§ **EXERCISE INSTRUCTIONS**
Skip the pictures. Copy all the rest of the records down exactly.

§ **INPUT DATA**
──────

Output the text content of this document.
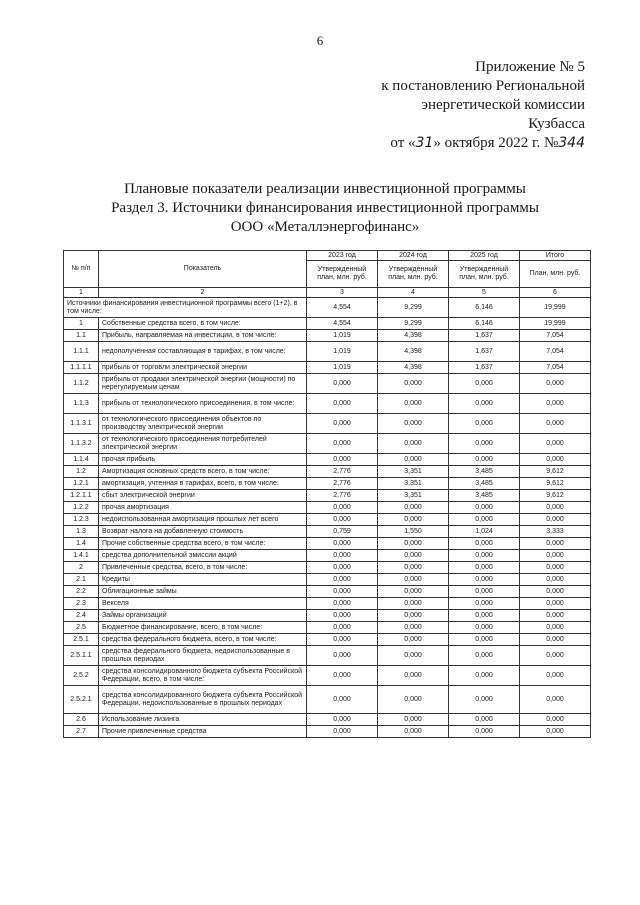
6
Приложение № 5
к постановлению Региональной
энергетической комиссии
Кузбасса
от «31» октября 2022 г. №344
Плановые показатели реализации инвестиционной программы
Раздел 3. Источники финансирования инвестиционной программы
ООО «Металлэнергофинанс»
№ п/п	Показатель	2023 год	2024 год	2025 год	Итого
		Утвержденный план, млн. руб.	Утвержденный план, млн. руб.	Утвержденный план, млн. руб.	План, млн. руб.
1	2	3	4	5	6
Источники финансирования инвестиционной программы всего (1+2), в том числе:		4,554	9,299	6,146	19,999
1	Собственные средства всего, в том числе:	4,554	9,299	6,146	19,999
1.1	Прибыль, направляемая на инвестиции, в том числе:	1,019	4,398	1,637	7,054
1.1.1	недополученная составляющая в тарифах, в том числе:	1,019	4,398	1,637	7,054
1.1.1.1	прибыль от торговли электрической энергии	1,019	4,398	1,637	7,054
1.1.2	прибыль от продажи электрической энергии (мощности) по нерегулируемым ценам	0,000	0,000	0,000	0,000
1.1.3	прибыль от технологического присоединения, в том числе:	0,000	0,000	0,000	0,000
1.1.3.1	от технологического присоединения объектов по производству электрической энергии	0,000	0,000	0,000	0,000
1.1.3.2	от технологического присоединения потребителей электрической энергии	0,000	0,000	0,000	0,000
1.1.4	прочая прибыль	0,000	0,000	0,000	0,000
1.2	Амортизация основных средств всего, в том числе:	2,776	3,351	3,485	9,612
1.2.1	амортизация, учтенная в тарифах, всего, в том числе:	2,776	3,351	3,485	9,612
1.2.1.1	сбыт электрической энергии	2,776	3,351	3,485	9,612
1.2.2	прочая амортизация	0,000	0,000	0,000	0,000
1.2.3	недоиспользованная амортизация прошлых лет всего	0,000	0,000	0,000	0,000
1.3	Возврат налога на добавленную стоимость	0,759	1,550	1,024	3,333
1.4	Прочие собственные средства всего, в том числе:	0,000	0,000	0,000	0,000
1.4.1	средства дополнительной эмиссии акций	0,000	0,000	0,000	0,000
2	Привлеченные средства, всего, в том числе:	0,000	0,000	0,000	0,000
2.1	Кредиты	0,000	0,000	0,000	0,000
2.2	Облигационные займы	0,000	0,000	0,000	0,000
2.3	Векселя	0,000	0,000	0,000	0,000
2.4	Займы организаций	0,000	0,000	0,000	0,000
2.5	Бюджетное финансирование, всего, в том числе:	0,000	0,000	0,000	0,000
2.5.1	средства федерального бюджета, всего, в том числе:	0,000	0,000	0,000	0,000
2.5.1.1	средства федерального бюджета, недоиспользованные в прошлых периодах	0,000	0,000	0,000	0,000
2.5.2	средства консолидированного бюджета субъекта Российской Федерации, всего, в том числе:	0,000	0,000	0,000	0,000
2.5.2.1	средства консолидированного бюджета субъекта Российской Федерации, недоиспользованные в прошлых периодах	0,000	0,000	0,000	0,000
2.6	Использование лизинга	0,000	0,000	0,000	0,000
2.7	Прочие привлеченные средства	0,000	0,000	0,000	0,000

──────

§ **WRITTEN SOLUTION**
Output the text content of this document.
6
Приложение № 5
к постановлению Региональной
энергетической комиссии
Кузбасса
от «31» октября 2022 г. №344
Плановые показатели реализации инвестиционной программы
Раздел 3. Источники финансирования инвестиционной программы
ООО «Металлэнергофинанс»
№ п/п	Показатель	2023 год	2024 год	2025 год	Итого
		Утвержденный план, млн. руб.	Утвержденный план, млн. руб.	Утвержденный план, млн. руб.	План, млн. руб.
1	2	3	4	5	6
Источники финансирования инвестиционной программы всего (1+2), в том числе:		4,554	9,299	6,146	19,999
1	Собственные средства всего, в том числе:	4,554	9,299	6,146	19,999
1.1	Прибыль, направляемая на инвестиции, в том числе:	1,019	4,398	1,637	7,054
1.1.1	недополученная составляющая в тарифах, в том числе:	1,019	4,398	1,637	7,054
1.1.1.1	прибыль от торговли электрической энергии	1,019	4,398	1,637	7,054
1.1.2	прибыль от продажи электрической энергии (мощности) по нерегулируемым ценам	0,000	0,000	0,000	0,000
1.1.3	прибыль от технологического присоединения, в том числе:	0,000	0,000	0,000	0,000
1.1.3.1	от технологического присоединения объектов по производству электрической энергии	0,000	0,000	0,000	0,000
1.1.3.2	от технологического присоединения потребителей электрической энергии	0,000	0,000	0,000	0,000
1.1.4	прочая прибыль	0,000	0,000	0,000	0,000
1.2	Амортизация основных средств всего, в том числе:	2,776	3,351	3,485	9,612
1.2.1	амортизация, учтенная в тарифах, всего, в том числе:	2,776	3,351	3,485	9,612
1.2.1.1	сбыт электрической энергии	2,776	3,351	3,485	9,612
1.2.2	прочая амортизация	0,000	0,000	0,000	0,000
1.2.3	недоиспользованная амортизация прошлых лет всего	0,000	0,000	0,000	0,000
1.3	Возврат налога на добавленную стоимость	0,759	1,550	1,024	3,333
1.4	Прочие собственные средства всего, в том числе:	0,000	0,000	0,000	0,000
1.4.1	средства дополнительной эмиссии акций	0,000	0,000	0,000	0,000
2	Привлеченные средства, всего, в том числе:	0,000	0,000	0,000	0,000
2.1	Кредиты	0,000	0,000	0,000	0,000
2.2	Облигационные займы	0,000	0,000	0,000	0,000
2.3	Векселя	0,000	0,000	0,000	0,000
2.4	Займы организаций	0,000	0,000	0,000	0,000
2.5	Бюджетное финансирование, всего, в том числе:	0,000	0,000	0,000	0,000
2.5.1	средства федерального бюджета, всего, в том числе:	0,000	0,000	0,000	0,000
2.5.1.1	средства федерального бюджета, недоиспользованные в прошлых периодах	0,000	0,000	0,000	0,000
2.5.2	средства консолидированного бюджета субъекта Российской Федерации, всего, в том числе:	0,000	0,000	0,000	0,000
2.5.2.1	средства консолидированного бюджета субъекта Российской Федерации, недоиспользованные в прошлых периодах	0,000	0,000	0,000	0,000
2.6	Использование лизинга	0,000	0,000	0,000	0,000
2.7	Прочие привлеченные средства	0,000	0,000	0,000	0,000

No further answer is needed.